Begin GIVEN RECORDS

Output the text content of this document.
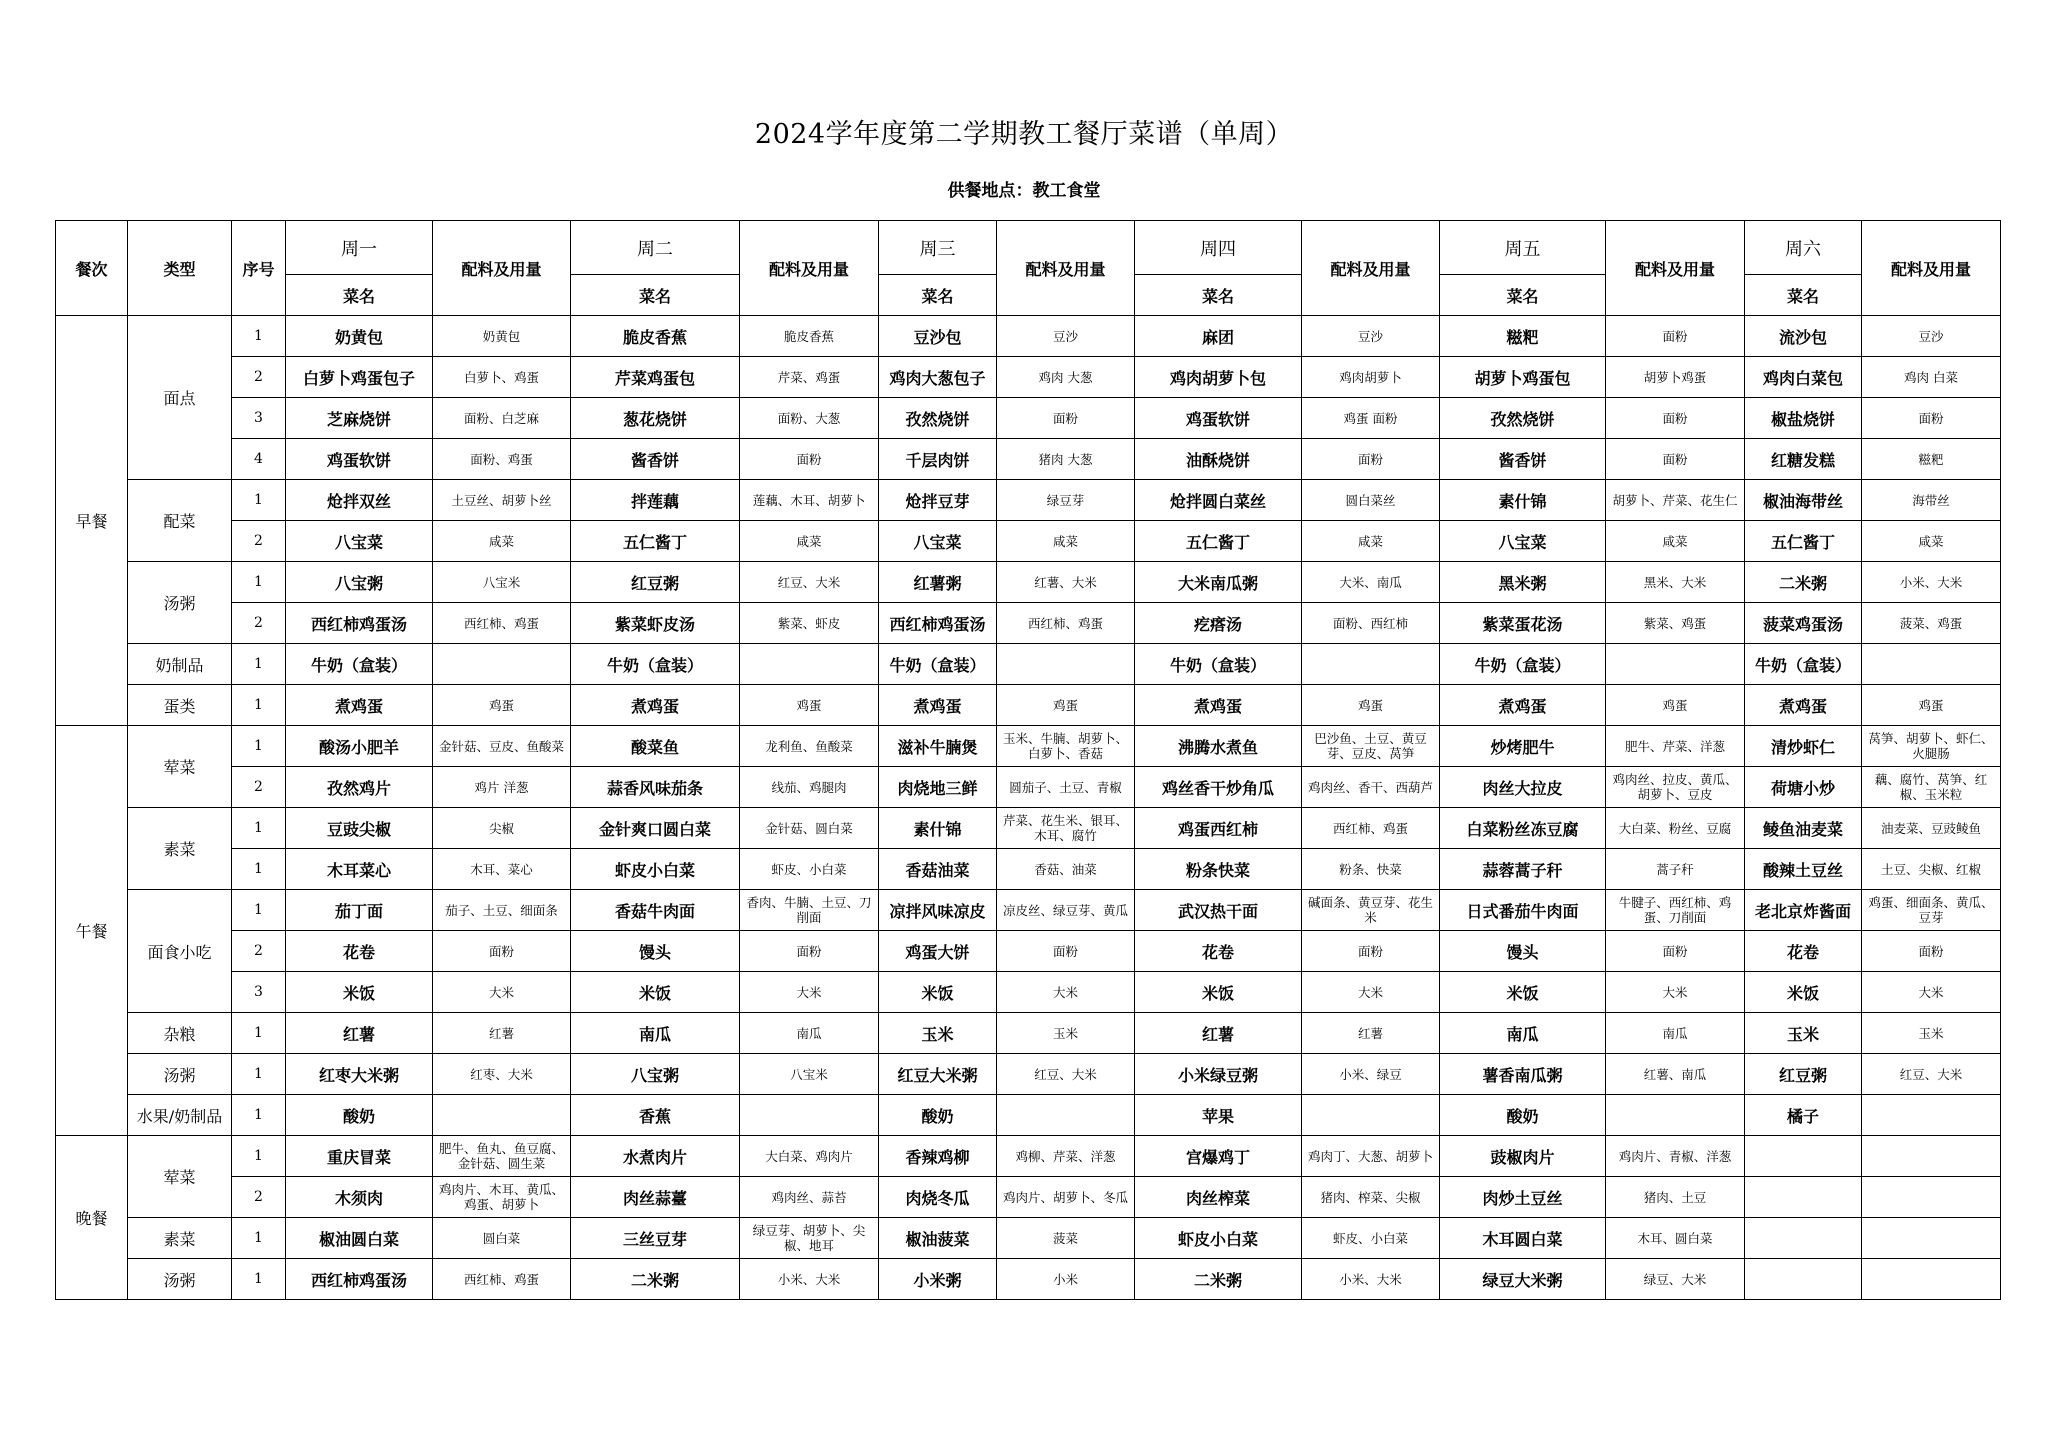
2024学年度第二学期教工餐厅菜谱（单周）
供餐地点：教工食堂
餐次	类型	序号	周一	配料及用量	周二	配料及用量	周三	配料及用量	周四	配料及用量	周五	配料及用量	周六	配料及用量
			菜名		菜名		菜名		菜名		菜名		菜名	
早餐	面点	1	奶黄包	奶黄包	脆皮香蕉	脆皮香蕉	豆沙包	豆沙	麻团	豆沙	糍粑	面粉	流沙包	豆沙
		2	白萝卜鸡蛋包子	白萝卜、鸡蛋	芹菜鸡蛋包	芹菜、鸡蛋	鸡肉大葱包子	鸡肉 大葱	鸡肉胡萝卜包	鸡肉胡萝卜	胡萝卜鸡蛋包	胡萝卜鸡蛋	鸡肉白菜包	鸡肉 白菜
		3	芝麻烧饼	面粉、白芝麻	葱花烧饼	面粉、大葱	孜然烧饼	面粉	鸡蛋软饼	鸡蛋 面粉	孜然烧饼	面粉	椒盐烧饼	面粉
		4	鸡蛋软饼	面粉、鸡蛋	酱香饼	面粉	千层肉饼	猪肉 大葱	油酥烧饼	面粉	酱香饼	面粉	红糖发糕	糍粑
	配菜	1	炝拌双丝	土豆丝、胡萝卜丝	拌莲藕	莲藕、木耳、胡萝卜	炝拌豆芽	绿豆芽	炝拌圆白菜丝	圆白菜丝	素什锦	胡萝卜、芹菜、花生仁	椒油海带丝	海带丝
		2	八宝菜	咸菜	五仁酱丁	咸菜	八宝菜	咸菜	五仁酱丁	咸菜	八宝菜	咸菜	五仁酱丁	咸菜
	汤粥	1	八宝粥	八宝米	红豆粥	红豆、大米	红薯粥	红薯、大米	大米南瓜粥	大米、南瓜	黑米粥	黑米、大米	二米粥	小米、大米
		2	西红柿鸡蛋汤	西红柿、鸡蛋	紫菜虾皮汤	紫菜、虾皮	西红柿鸡蛋汤	西红柿、鸡蛋	疙瘩汤	面粉、西红柿	紫菜蛋花汤	紫菜、鸡蛋	菠菜鸡蛋汤	菠菜、鸡蛋
	奶制品	1	牛奶（盒装）		牛奶（盒装）		牛奶（盒装）		牛奶（盒装）		牛奶（盒装）		牛奶（盒装）	
	蛋类	1	煮鸡蛋	鸡蛋	煮鸡蛋	鸡蛋	煮鸡蛋	鸡蛋	煮鸡蛋	鸡蛋	煮鸡蛋	鸡蛋	煮鸡蛋	鸡蛋
午餐	荤菜	1	酸汤小肥羊	金针菇、豆皮、鱼酸菜	酸菜鱼	龙利鱼、鱼酸菜	滋补牛腩煲	玉米、牛腩、胡萝卜、白萝卜、香菇	沸腾水煮鱼	巴沙鱼、土豆、黄豆芽、豆皮、莴笋	炒烤肥牛	肥牛、芹菜、洋葱	清炒虾仁	莴笋、胡萝卜、虾仁、火腿肠
		2	孜然鸡片	鸡片 洋葱	蒜香风味茄条	线茄、鸡腿肉	肉烧地三鲜	圆茄子、土豆、青椒	鸡丝香干炒角瓜	鸡肉丝、香干、西葫芦	肉丝大拉皮	鸡肉丝、拉皮、黄瓜、胡萝卜、豆皮	荷塘小炒	藕、腐竹、莴笋、红椒、玉米粒
	素菜	1	豆豉尖椒	尖椒	金针爽口圆白菜	金针菇、圆白菜	素什锦	芹菜、花生米、银耳、木耳、腐竹	鸡蛋西红柿	西红柿、鸡蛋	白菜粉丝冻豆腐	大白菜、粉丝、豆腐	鲮鱼油麦菜	油麦菜、豆豉鲮鱼
		1	木耳菜心	木耳、菜心	虾皮小白菜	虾皮、小白菜	香菇油菜	香菇、油菜	粉条快菜	粉条、快菜	蒜蓉蒿子秆	蒿子秆	酸辣土豆丝	土豆、尖椒、红椒
	面食小吃	1	茄丁面	茄子、土豆、细面条	香菇牛肉面	香肉、牛腩、土豆、刀削面	凉拌风味凉皮	凉皮丝、绿豆芽、黄瓜	武汉热干面	碱面条、黄豆芽、花生米	日式番茄牛肉面	牛腱子、西红柿、鸡蛋、刀削面	老北京炸酱面	鸡蛋、细面条、黄瓜、豆芽
		2	花卷	面粉	馒头	面粉	鸡蛋大饼	面粉	花卷	面粉	馒头	面粉	花卷	面粉
		3	米饭	大米	米饭	大米	米饭	大米	米饭	大米	米饭	大米	米饭	大米
	杂粮	1	红薯	红薯	南瓜	南瓜	玉米	玉米	红薯	红薯	南瓜	南瓜	玉米	玉米
	汤粥	1	红枣大米粥	红枣、大米	八宝粥	八宝米	红豆大米粥	红豆、大米	小米绿豆粥	小米、绿豆	薯香南瓜粥	红薯、南瓜	红豆粥	红豆、大米
	水果/奶制品	1	酸奶		香蕉		酸奶		苹果		酸奶		橘子	
晚餐	荤菜	1	重庆冒菜	肥牛、鱼丸、鱼豆腐、金针菇、圆生菜	水煮肉片	大白菜、鸡肉片	香辣鸡柳	鸡柳、芹菜、洋葱	宫爆鸡丁	鸡肉丁、大葱、胡萝卜	豉椒肉片	鸡肉片、青椒、洋葱		
		2	木须肉	鸡肉片、木耳、黄瓜、鸡蛋、胡萝卜	肉丝蒜薹	鸡肉丝、蒜苔	肉烧冬瓜	鸡肉片、胡萝卜、冬瓜	肉丝榨菜	猪肉、榨菜、尖椒	肉炒土豆丝	猪肉、土豆		
	素菜	1	椒油圆白菜	圆白菜	三丝豆芽	绿豆芽、胡萝卜、尖椒、地耳	椒油菠菜	菠菜	虾皮小白菜	虾皮、小白菜	木耳圆白菜	木耳、圆白菜		
	汤粥	1	西红柿鸡蛋汤	西红柿、鸡蛋	二米粥	小米、大米	小米粥	小米	二米粥	小米、大米	绿豆大米粥	绿豆、大米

End GIVEN RECORDS

**EXERCISE**: Except for the pictures, copy the material above exactly.

**THE ANSWER**:
Output the text content of this document.
2024学年度第二学期教工餐厅菜谱（单周）
供餐地点：教工食堂
餐次	类型	序号	周一	配料及用量	周二	配料及用量	周三	配料及用量	周四	配料及用量	周五	配料及用量	周六	配料及用量
			菜名		菜名		菜名		菜名		菜名		菜名	
早餐	面点	1	奶黄包	奶黄包	脆皮香蕉	脆皮香蕉	豆沙包	豆沙	麻团	豆沙	糍粑	面粉	流沙包	豆沙
		2	白萝卜鸡蛋包子	白萝卜、鸡蛋	芹菜鸡蛋包	芹菜、鸡蛋	鸡肉大葱包子	鸡肉 大葱	鸡肉胡萝卜包	鸡肉胡萝卜	胡萝卜鸡蛋包	胡萝卜鸡蛋	鸡肉白菜包	鸡肉 白菜
		3	芝麻烧饼	面粉、白芝麻	葱花烧饼	面粉、大葱	孜然烧饼	面粉	鸡蛋软饼	鸡蛋 面粉	孜然烧饼	面粉	椒盐烧饼	面粉
		4	鸡蛋软饼	面粉、鸡蛋	酱香饼	面粉	千层肉饼	猪肉 大葱	油酥烧饼	面粉	酱香饼	面粉	红糖发糕	糍粑
	配菜	1	炝拌双丝	土豆丝、胡萝卜丝	拌莲藕	莲藕、木耳、胡萝卜	炝拌豆芽	绿豆芽	炝拌圆白菜丝	圆白菜丝	素什锦	胡萝卜、芹菜、花生仁	椒油海带丝	海带丝
		2	八宝菜	咸菜	五仁酱丁	咸菜	八宝菜	咸菜	五仁酱丁	咸菜	八宝菜	咸菜	五仁酱丁	咸菜
	汤粥	1	八宝粥	八宝米	红豆粥	红豆、大米	红薯粥	红薯、大米	大米南瓜粥	大米、南瓜	黑米粥	黑米、大米	二米粥	小米、大米
		2	西红柿鸡蛋汤	西红柿、鸡蛋	紫菜虾皮汤	紫菜、虾皮	西红柿鸡蛋汤	西红柿、鸡蛋	疙瘩汤	面粉、西红柿	紫菜蛋花汤	紫菜、鸡蛋	菠菜鸡蛋汤	菠菜、鸡蛋
	奶制品	1	牛奶（盒装）		牛奶（盒装）		牛奶（盒装）		牛奶（盒装）		牛奶（盒装）		牛奶（盒装）	
	蛋类	1	煮鸡蛋	鸡蛋	煮鸡蛋	鸡蛋	煮鸡蛋	鸡蛋	煮鸡蛋	鸡蛋	煮鸡蛋	鸡蛋	煮鸡蛋	鸡蛋
午餐	荤菜	1	酸汤小肥羊	金针菇、豆皮、鱼酸菜	酸菜鱼	龙利鱼、鱼酸菜	滋补牛腩煲	玉米、牛腩、胡萝卜、白萝卜、香菇	沸腾水煮鱼	巴沙鱼、土豆、黄豆芽、豆皮、莴笋	炒烤肥牛	肥牛、芹菜、洋葱	清炒虾仁	莴笋、胡萝卜、虾仁、火腿肠
		2	孜然鸡片	鸡片 洋葱	蒜香风味茄条	线茄、鸡腿肉	肉烧地三鲜	圆茄子、土豆、青椒	鸡丝香干炒角瓜	鸡肉丝、香干、西葫芦	肉丝大拉皮	鸡肉丝、拉皮、黄瓜、胡萝卜、豆皮	荷塘小炒	藕、腐竹、莴笋、红椒、玉米粒
	素菜	1	豆豉尖椒	尖椒	金针爽口圆白菜	金针菇、圆白菜	素什锦	芹菜、花生米、银耳、木耳、腐竹	鸡蛋西红柿	西红柿、鸡蛋	白菜粉丝冻豆腐	大白菜、粉丝、豆腐	鲮鱼油麦菜	油麦菜、豆豉鲮鱼
		1	木耳菜心	木耳、菜心	虾皮小白菜	虾皮、小白菜	香菇油菜	香菇、油菜	粉条快菜	粉条、快菜	蒜蓉蒿子秆	蒿子秆	酸辣土豆丝	土豆、尖椒、红椒
	面食小吃	1	茄丁面	茄子、土豆、细面条	香菇牛肉面	香肉、牛腩、土豆、刀削面	凉拌风味凉皮	凉皮丝、绿豆芽、黄瓜	武汉热干面	碱面条、黄豆芽、花生米	日式番茄牛肉面	牛腱子、西红柿、鸡蛋、刀削面	老北京炸酱面	鸡蛋、细面条、黄瓜、豆芽
		2	花卷	面粉	馒头	面粉	鸡蛋大饼	面粉	花卷	面粉	馒头	面粉	花卷	面粉
		3	米饭	大米	米饭	大米	米饭	大米	米饭	大米	米饭	大米	米饭	大米
	杂粮	1	红薯	红薯	南瓜	南瓜	玉米	玉米	红薯	红薯	南瓜	南瓜	玉米	玉米
	汤粥	1	红枣大米粥	红枣、大米	八宝粥	八宝米	红豆大米粥	红豆、大米	小米绿豆粥	小米、绿豆	薯香南瓜粥	红薯、南瓜	红豆粥	红豆、大米
	水果/奶制品	1	酸奶		香蕉		酸奶		苹果		酸奶		橘子	
晚餐	荤菜	1	重庆冒菜	肥牛、鱼丸、鱼豆腐、金针菇、圆生菜	水煮肉片	大白菜、鸡肉片	香辣鸡柳	鸡柳、芹菜、洋葱	宫爆鸡丁	鸡肉丁、大葱、胡萝卜	豉椒肉片	鸡肉片、青椒、洋葱		
		2	木须肉	鸡肉片、木耳、黄瓜、鸡蛋、胡萝卜	肉丝蒜薹	鸡肉丝、蒜苔	肉烧冬瓜	鸡肉片、胡萝卜、冬瓜	肉丝榨菜	猪肉、榨菜、尖椒	肉炒土豆丝	猪肉、土豆		
	素菜	1	椒油圆白菜	圆白菜	三丝豆芽	绿豆芽、胡萝卜、尖椒、地耳	椒油菠菜	菠菜	虾皮小白菜	虾皮、小白菜	木耳圆白菜	木耳、圆白菜		
	汤粥	1	西红柿鸡蛋汤	西红柿、鸡蛋	二米粥	小米、大米	小米粥	小米	二米粥	小米、大米	绿豆大米粥	绿豆、大米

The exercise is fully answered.